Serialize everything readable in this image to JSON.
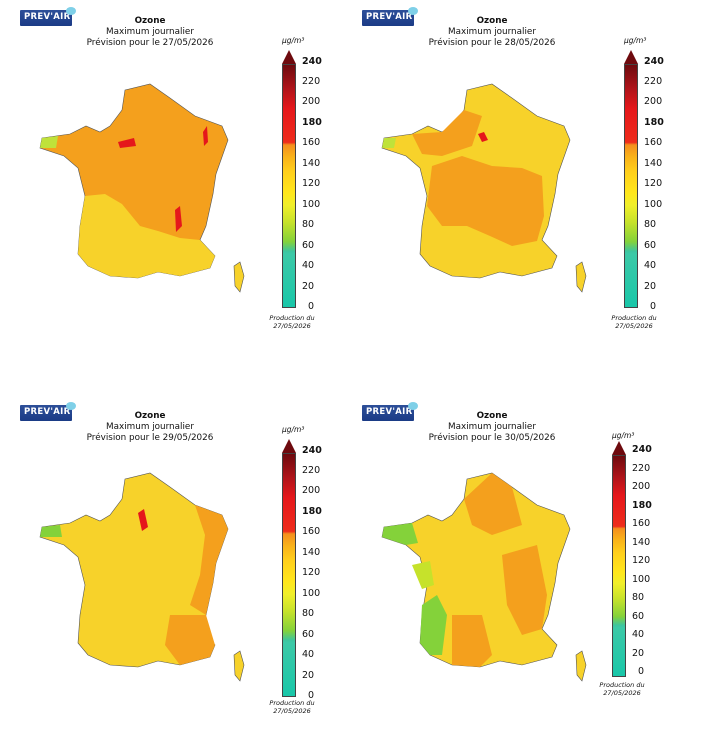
{
  "panels": [
    {
      "logo": "PREV'AIR",
      "title": "Ozone",
      "subtitle": "Maximum journalier",
      "forecast": "Prévision pour le 27/05/2026",
      "unit": "µg/m³",
      "production": [
        "Production du",
        "27/05/2026"
      ],
      "palette": "mostly-orange"
    },
    {
      "logo": "PREV'AIR",
      "title": "Ozone",
      "subtitle": "Maximum journalier",
      "forecast": "Prévision pour le 28/05/2026",
      "unit": "µg/m³",
      "production": [
        "Production du",
        "27/05/2026"
      ],
      "palette": "orange-yellow"
    },
    {
      "logo": "PREV'AIR",
      "title": "Ozone",
      "subtitle": "Maximum journalier",
      "forecast": "Prévision pour le 29/05/2026",
      "unit": "µg/m³",
      "production": [
        "Production du",
        "27/05/2026"
      ],
      "palette": "yellow"
    },
    {
      "logo": "PREV'AIR",
      "title": "Ozone",
      "subtitle": "Maximum journalier",
      "forecast": "Prévision pour le 30/05/2026",
      "unit": "µg/m³",
      "production": [
        "Production du",
        "27/05/2026"
      ],
      "palette": "yellow-green"
    }
  ],
  "scale": {
    "ticks": [
      "240",
      "220",
      "200",
      "180",
      "160",
      "140",
      "120",
      "100",
      "80",
      "60",
      "40",
      "20",
      "0"
    ],
    "threshold": "180",
    "colors": {
      "low": "#19c7a9",
      "mid": "#ffe71c",
      "high": "#f48f1d",
      "alert": "#e5171b",
      "max": "#6e0a0e"
    }
  }
}
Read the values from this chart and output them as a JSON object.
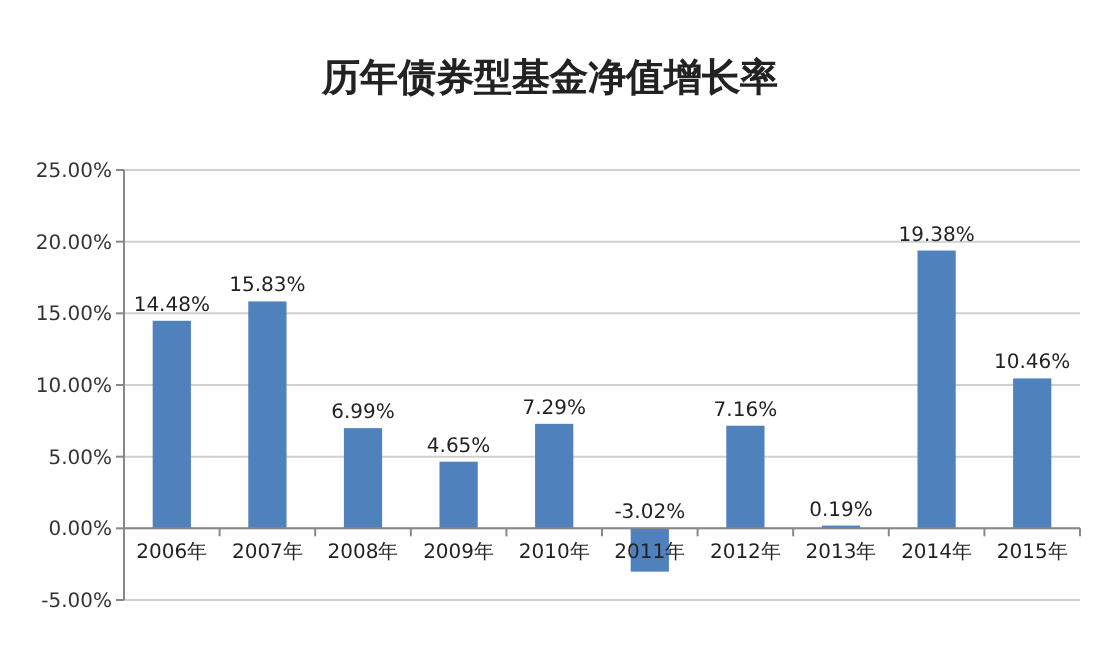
{
  "chart_data": {
    "type": "bar",
    "title": "历年债券型基金净值增长率",
    "categories": [
      "2006年",
      "2007年",
      "2008年",
      "2009年",
      "2010年",
      "2011年",
      "2012年",
      "2013年",
      "2014年",
      "2015年"
    ],
    "values": [
      14.48,
      15.83,
      6.99,
      4.65,
      7.29,
      -3.02,
      7.16,
      0.19,
      19.38,
      10.46
    ],
    "value_labels": [
      "14.48%",
      "15.83%",
      "6.99%",
      "4.65%",
      "7.29%",
      "-3.02%",
      "7.16%",
      "0.19%",
      "19.38%",
      "10.46%"
    ],
    "color": "#4f81bd",
    "ylim": [
      -5,
      25
    ],
    "yticks": [
      {
        "value": -5,
        "label": "-5.00%"
      },
      {
        "value": 0,
        "label": "0.00%"
      },
      {
        "value": 5,
        "label": "5.00%"
      },
      {
        "value": 10,
        "label": "10.00%"
      },
      {
        "value": 15,
        "label": "15.00%"
      },
      {
        "value": 20,
        "label": "20.00%"
      },
      {
        "value": 25,
        "label": "25.00%"
      }
    ],
    "grid": true
  }
}
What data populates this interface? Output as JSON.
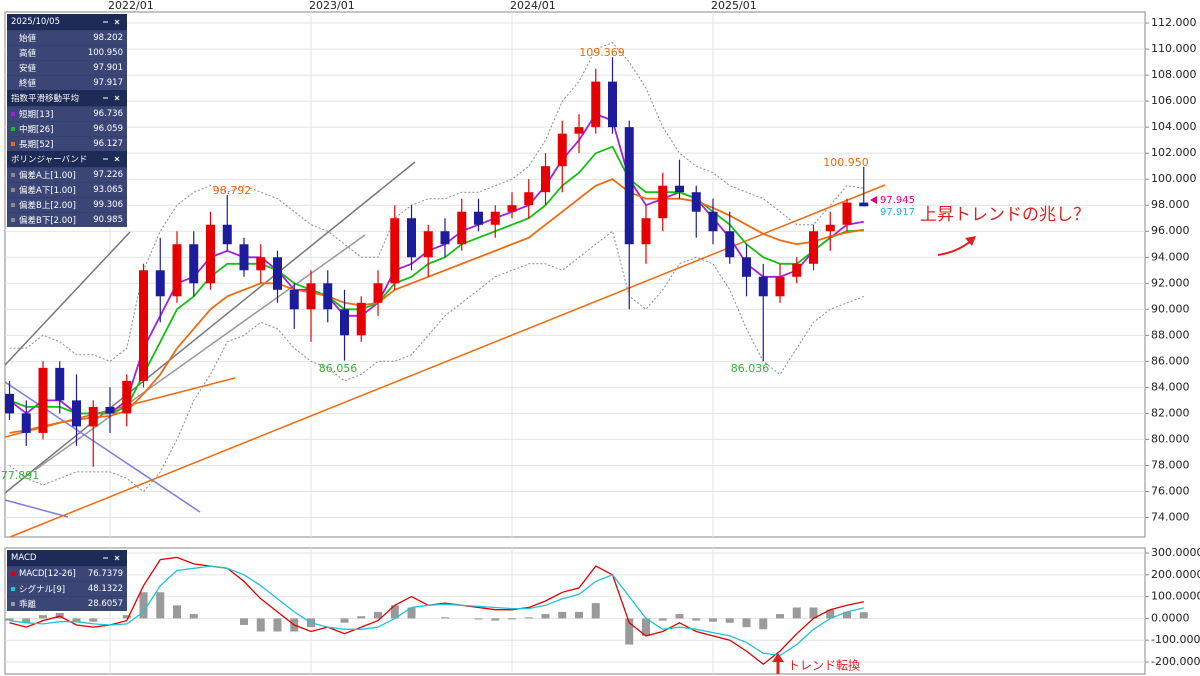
{
  "chart_data": [
    {
      "type": "candlestick",
      "x": [
        "2021/07",
        "2021/08",
        "2021/09",
        "2021/10",
        "2021/11",
        "2021/12",
        "2022/01",
        "2022/02",
        "2022/03",
        "2022/04",
        "2022/05",
        "2022/06",
        "2022/07",
        "2022/08",
        "2022/09",
        "2022/10",
        "2022/11",
        "2022/12",
        "2023/01",
        "2023/02",
        "2023/03",
        "2023/04",
        "2023/05",
        "2023/06",
        "2023/07",
        "2023/08",
        "2023/09",
        "2023/10",
        "2023/11",
        "2023/12",
        "2024/01",
        "2024/02",
        "2024/03",
        "2024/04",
        "2024/05",
        "2024/06",
        "2024/07",
        "2024/08",
        "2024/09",
        "2024/10",
        "2024/11",
        "2024/12",
        "2025/01",
        "2025/02",
        "2025/03",
        "2025/04",
        "2025/05",
        "2025/06",
        "2025/07",
        "2025/08",
        "2025/09",
        "2025/10"
      ],
      "open": [
        83.5,
        82,
        80.5,
        85.5,
        83,
        81,
        82.5,
        82,
        84.5,
        93,
        91,
        95,
        92,
        96.5,
        95,
        93,
        94,
        91.5,
        90,
        92,
        90,
        88,
        90.5,
        92,
        97,
        94,
        96,
        95,
        97.5,
        96.5,
        97.5,
        98,
        99,
        101,
        103.5,
        104,
        107.5,
        104,
        95,
        97,
        99.5,
        99,
        97.5,
        96,
        94,
        92.5,
        91,
        92.5,
        93.5,
        96,
        96.5,
        98.202
      ],
      "high": [
        84.5,
        83,
        86,
        86,
        85,
        83,
        84,
        85,
        93.5,
        95.5,
        96,
        96,
        97.5,
        98.792,
        95.5,
        95,
        94.5,
        92,
        93,
        93,
        91.5,
        91,
        93,
        98,
        98,
        96.5,
        97,
        98.5,
        98.5,
        98,
        99,
        100,
        102,
        104.5,
        105,
        108.5,
        109.369,
        104.5,
        98,
        100.5,
        101.5,
        99.5,
        98.5,
        97.5,
        95,
        93.5,
        93.5,
        94,
        96.5,
        97.5,
        98.5,
        100.95
      ],
      "low": [
        81.5,
        79.5,
        80,
        82,
        79.5,
        77.891,
        80.5,
        81,
        84,
        89,
        90.5,
        91,
        91.5,
        94.5,
        92.5,
        92,
        90.5,
        88.5,
        87.5,
        89,
        86.056,
        87.5,
        89.5,
        91.5,
        93,
        92.5,
        94,
        94.5,
        96,
        95.5,
        97,
        97,
        98,
        99,
        102,
        103.5,
        103.5,
        90,
        93.5,
        96,
        98.5,
        95.5,
        95,
        93.5,
        91,
        86.036,
        90.5,
        92,
        93,
        94.5,
        96,
        97.901
      ],
      "close": [
        82,
        80.5,
        85.5,
        83,
        81,
        82.5,
        82,
        84.5,
        93,
        91,
        95,
        92,
        96.5,
        95,
        93,
        94,
        91.5,
        90,
        92,
        90,
        88,
        90.5,
        92,
        97,
        94,
        96,
        95,
        97.5,
        96.5,
        97.5,
        98,
        99,
        101,
        103.5,
        104,
        107.5,
        104,
        95,
        97,
        99.5,
        99,
        97.5,
        96,
        94,
        92.5,
        91,
        92.5,
        93.5,
        96,
        96.5,
        98.202,
        97.917
      ],
      "up_color": "#e60000",
      "down_color": "#1c1c9c",
      "series": [
        {
          "name": "短期[13]",
          "color": "#a21fe0",
          "values": [
            83,
            82,
            83,
            83,
            82,
            82,
            82,
            83,
            87,
            89.5,
            92,
            92.5,
            94,
            94.5,
            94,
            94,
            93,
            91.5,
            91.5,
            91,
            89.5,
            89.5,
            90.5,
            93,
            93.5,
            94.5,
            95,
            96,
            96.5,
            97,
            97.5,
            98,
            99.5,
            101.5,
            103,
            105,
            104.5,
            100,
            98,
            98.5,
            99,
            98.5,
            97,
            95.5,
            93.5,
            92.5,
            92.5,
            93,
            94.5,
            95.5,
            96.5,
            96.736
          ]
        },
        {
          "name": "中期[26]",
          "color": "#12c012",
          "values": [
            83,
            82.5,
            82.5,
            82.5,
            82,
            82,
            82,
            82.5,
            85,
            87.5,
            90,
            91,
            92.5,
            93.5,
            93.5,
            93.5,
            93,
            92,
            91.5,
            91,
            90,
            90,
            90.5,
            92,
            92.5,
            93.5,
            94,
            95,
            95.5,
            96,
            96.5,
            97,
            98,
            99.5,
            100.5,
            102,
            102.5,
            100,
            99,
            99,
            99,
            98.5,
            97.5,
            96.5,
            95,
            94,
            93.5,
            93.5,
            94.5,
            95.5,
            96,
            96.059
          ]
        },
        {
          "name": "長期[52]",
          "color": "#f26a10",
          "values": [
            80.5,
            80.7,
            81,
            81.3,
            81.5,
            81.7,
            81.8,
            82.2,
            83.5,
            85,
            87,
            88.5,
            90,
            91,
            91.5,
            92,
            92,
            91.5,
            91.3,
            91,
            90.5,
            90.3,
            90.5,
            91.5,
            92,
            92.5,
            93,
            93.5,
            94,
            94.5,
            95,
            95.5,
            96.5,
            97.5,
            98.5,
            99.5,
            100,
            99,
            98.5,
            98.5,
            98.5,
            98.3,
            97.8,
            97.2,
            96.5,
            95.8,
            95.3,
            95,
            95.2,
            95.6,
            95.9,
            96.127
          ]
        }
      ],
      "bands": [
        {
          "name": "偏差B上[2.00]",
          "color": "#8a8a8a",
          "values": [
            87,
            87,
            88,
            87.5,
            86.5,
            86.5,
            86,
            87,
            93,
            96,
            98,
            99,
            99.5,
            99,
            99.5,
            99,
            98.5,
            97.5,
            96.5,
            96,
            95,
            94,
            94,
            97,
            98,
            98.5,
            98.5,
            99,
            99,
            99.5,
            100,
            101,
            103,
            106,
            107.5,
            110,
            110.5,
            109,
            107,
            104,
            102,
            101,
            100.5,
            99.5,
            99,
            98.5,
            97.5,
            96.5,
            96.5,
            98,
            99.5,
            99.306
          ]
        },
        {
          "name": "偏差B下[2.00]",
          "color": "#8a8a8a",
          "values": [
            78,
            77,
            76.5,
            77,
            77.5,
            77.5,
            77.5,
            77,
            76,
            77.5,
            80,
            83,
            85,
            87.5,
            88,
            89,
            88.5,
            87,
            86,
            85.5,
            84.5,
            85,
            86,
            86,
            86.5,
            88,
            89.5,
            90.5,
            91.5,
            92.5,
            93,
            93.5,
            93.5,
            93,
            94,
            95,
            96,
            91,
            90,
            91.5,
            93.5,
            94,
            93.5,
            91.5,
            88.5,
            86,
            85,
            87,
            89,
            90,
            90.5,
            90.985
          ]
        }
      ],
      "ylim": [
        72.5,
        112.85
      ],
      "yticks": [
        {
          "value": 74,
          "label": "74.000"
        },
        {
          "value": 76,
          "label": "76.000"
        },
        {
          "value": 78,
          "label": "78.000"
        },
        {
          "value": 80,
          "label": "80.000"
        },
        {
          "value": 82,
          "label": "82.000"
        },
        {
          "value": 84,
          "label": "84.000"
        },
        {
          "value": 86,
          "label": "86.000"
        },
        {
          "value": 88,
          "label": "88.000"
        },
        {
          "value": 90,
          "label": "90.000"
        },
        {
          "value": 92,
          "label": "92.000"
        },
        {
          "value": 94,
          "label": "94.000"
        },
        {
          "value": 96,
          "label": "96.000"
        },
        {
          "value": 98,
          "label": "98.000"
        },
        {
          "value": 100,
          "label": "100.000"
        },
        {
          "value": 102,
          "label": "102.000"
        },
        {
          "value": 104,
          "label": "104.000"
        },
        {
          "value": 106,
          "label": "106.000"
        },
        {
          "value": 108,
          "label": "108.000"
        },
        {
          "value": 110,
          "label": "110.000"
        },
        {
          "value": 112,
          "label": "112.000"
        }
      ],
      "xticks": [
        "2022/01",
        "2023/01",
        "2024/01",
        "2025/01"
      ],
      "grid": true,
      "annotations": [
        "98.792",
        "109.369",
        "100.950",
        "86.056",
        "86.036",
        "77.891",
        "97.945",
        "97.917",
        "上昇トレンドの兆し？"
      ]
    },
    {
      "type": "line",
      "series": [
        {
          "name": "MACD[12-26]",
          "color": "#e00000",
          "values": [
            -20,
            -40,
            -10,
            10,
            -30,
            -40,
            -30,
            -10,
            150,
            270,
            280,
            250,
            240,
            230,
            170,
            90,
            30,
            -30,
            -60,
            -40,
            -70,
            -40,
            -10,
            60,
            100,
            60,
            70,
            60,
            50,
            40,
            40,
            50,
            80,
            120,
            140,
            240,
            200,
            -20,
            -80,
            -60,
            -20,
            -60,
            -80,
            -100,
            -150,
            -210,
            -150,
            -70,
            0,
            40,
            60,
            76.7379
          ]
        },
        {
          "name": "シグナル[9]",
          "color": "#1fc3d6",
          "values": [
            -10,
            -20,
            -25,
            -15,
            -15,
            -25,
            -30,
            -25,
            30,
            150,
            220,
            230,
            240,
            230,
            200,
            150,
            90,
            30,
            -20,
            -40,
            -50,
            -50,
            -40,
            0,
            50,
            60,
            65,
            60,
            55,
            50,
            45,
            45,
            60,
            90,
            110,
            170,
            200,
            100,
            0,
            -50,
            -40,
            -50,
            -65,
            -80,
            -110,
            -160,
            -170,
            -120,
            -50,
            0,
            30,
            48.1322
          ]
        },
        {
          "name": "乖離",
          "color": "#9a9a9a",
          "style": "bar",
          "values": [
            -10,
            -20,
            15,
            25,
            -15,
            -15,
            0,
            15,
            120,
            120,
            60,
            20,
            0,
            0,
            -30,
            -60,
            -60,
            -60,
            -40,
            0,
            -20,
            10,
            30,
            60,
            50,
            0,
            5,
            0,
            -5,
            -10,
            -5,
            5,
            20,
            30,
            30,
            70,
            0,
            -120,
            -80,
            -10,
            20,
            -10,
            -15,
            -20,
            -40,
            -50,
            20,
            50,
            50,
            40,
            30,
            28.6057
          ]
        }
      ],
      "ylim": [
        -255,
        323
      ],
      "yticks": [
        {
          "value": -200,
          "label": "-200.0000"
        },
        {
          "value": -100,
          "label": "-100.0000"
        },
        {
          "value": 0,
          "label": "0.0000"
        },
        {
          "value": 100,
          "label": "100.0000"
        },
        {
          "value": 200,
          "label": "200.0000"
        },
        {
          "value": 300,
          "label": "300.0000"
        }
      ],
      "grid": true,
      "annotations": [
        "トレンド転換"
      ]
    }
  ],
  "data_window": {
    "date": "2025/10/05",
    "ohlc": [
      [
        "始値",
        "98.202"
      ],
      [
        "高値",
        "100.950"
      ],
      [
        "安値",
        "97.901"
      ],
      [
        "終値",
        "97.917"
      ]
    ],
    "ema_title": "指数平滑移動平均",
    "bb_title": "ボリンジャーバンド",
    "bands_a": [
      [
        "偏差A上[1.00]",
        "97.226"
      ],
      [
        "偏差A下[1.00]",
        "93.065"
      ]
    ],
    "macd_title": "MACD"
  }
}
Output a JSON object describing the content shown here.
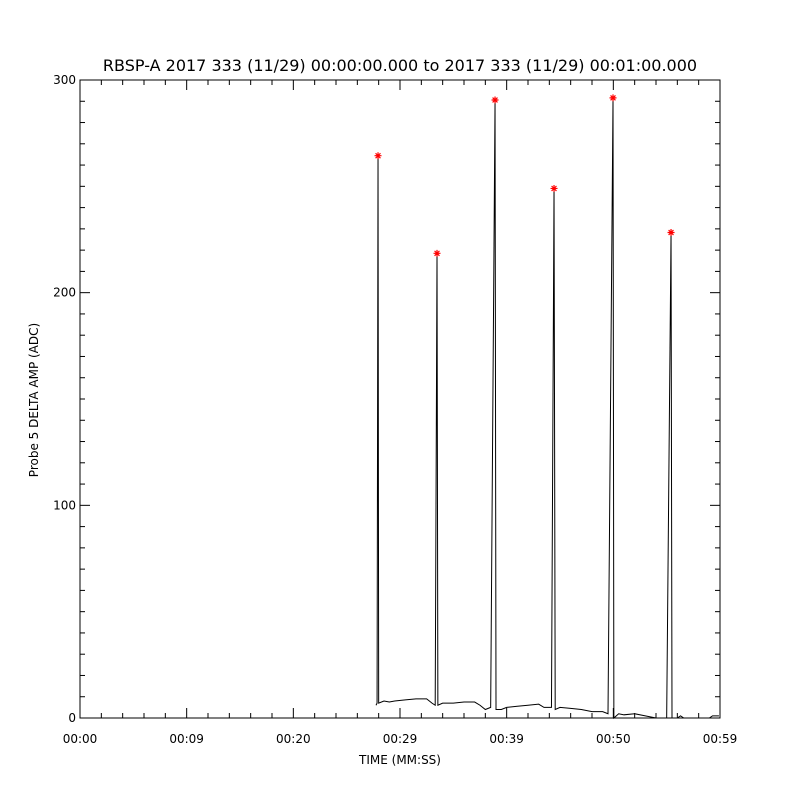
{
  "chart_data": {
    "type": "line",
    "title": "RBSP-A 2017 333 (11/29) 00:00:00.000 to 2017 333 (11/29) 00:01:00.000",
    "x_label": "TIME (MM:SS)",
    "y_label": "Probe 5 DELTA AMP (ADC)",
    "xlim": [
      0,
      60
    ],
    "ylim": [
      0,
      300
    ],
    "xticks": [
      {
        "value": 0,
        "label": "00:00"
      },
      {
        "value": 10,
        "label": "00:09"
      },
      {
        "value": 20,
        "label": "00:20"
      },
      {
        "value": 30,
        "label": "00:29"
      },
      {
        "value": 40,
        "label": "00:39"
      },
      {
        "value": 50,
        "label": "00:50"
      },
      {
        "value": 60,
        "label": "00:59"
      }
    ],
    "yticks": [
      0,
      100,
      200,
      300
    ],
    "series": [
      {
        "color": "#000000",
        "x": [
          27.75,
          27.85,
          27.94,
          28.0,
          28.5,
          29.0,
          29.5,
          30.5,
          31.5,
          32.5,
          33.0,
          33.3,
          33.47,
          33.55,
          34.0,
          35.0,
          36.0,
          37.0,
          37.5,
          38.0,
          38.5,
          38.91,
          39.0,
          39.5,
          40.0,
          41.0,
          42.0,
          43.0,
          43.5,
          44.2,
          44.44,
          44.55,
          45.0,
          46.0,
          47.0,
          48.0,
          49.0,
          49.5,
          49.97,
          50.05,
          50.5,
          51.0,
          52.0,
          53.0,
          54.0,
          55.0,
          55.41,
          55.5,
          56.0,
          56.3,
          56.6,
          59.0,
          59.3,
          59.9
        ],
        "values": [
          6,
          7,
          264,
          7,
          8,
          7.5,
          8,
          8.5,
          9,
          9,
          7,
          6,
          218,
          6,
          7,
          7,
          7.5,
          7.5,
          6,
          4,
          5,
          290,
          4,
          4,
          5,
          5.5,
          6,
          6.5,
          5,
          5,
          249,
          4,
          5,
          4.5,
          4,
          3,
          3,
          2,
          291,
          0,
          2,
          1.5,
          2,
          1,
          0,
          0,
          228,
          0,
          0,
          1,
          0,
          0,
          1,
          1
        ]
      },
      {
        "color": "#ff0000",
        "marker": "star",
        "x": [
          27.94,
          33.47,
          38.91,
          44.44,
          49.97,
          55.41
        ],
        "values": [
          264.4,
          218.5,
          290.6,
          249,
          291.6,
          228.3
        ]
      }
    ]
  }
}
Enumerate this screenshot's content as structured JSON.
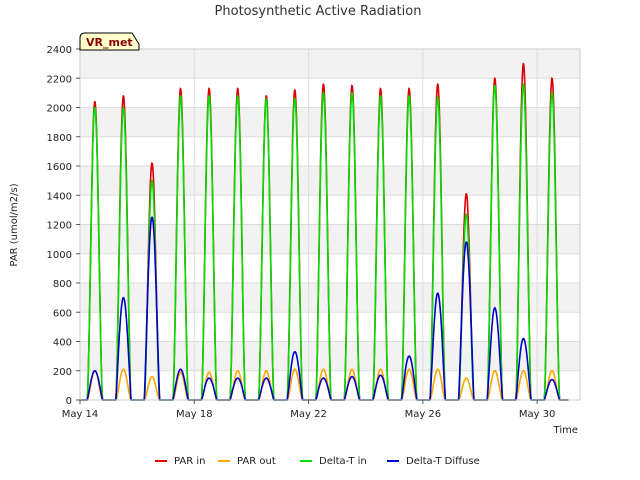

> _Instruction_
Identify the lines above with the word "JSON". Copy them.

> _Finished exercise_
Serialize everything readable in this image to JSON.
Read the values from this chart and output them as a JSON object.
What data populates this interface? Output as JSON.
Output a JSON object describing the content shown here.
Enumerate this screenshot's content as structured JSON.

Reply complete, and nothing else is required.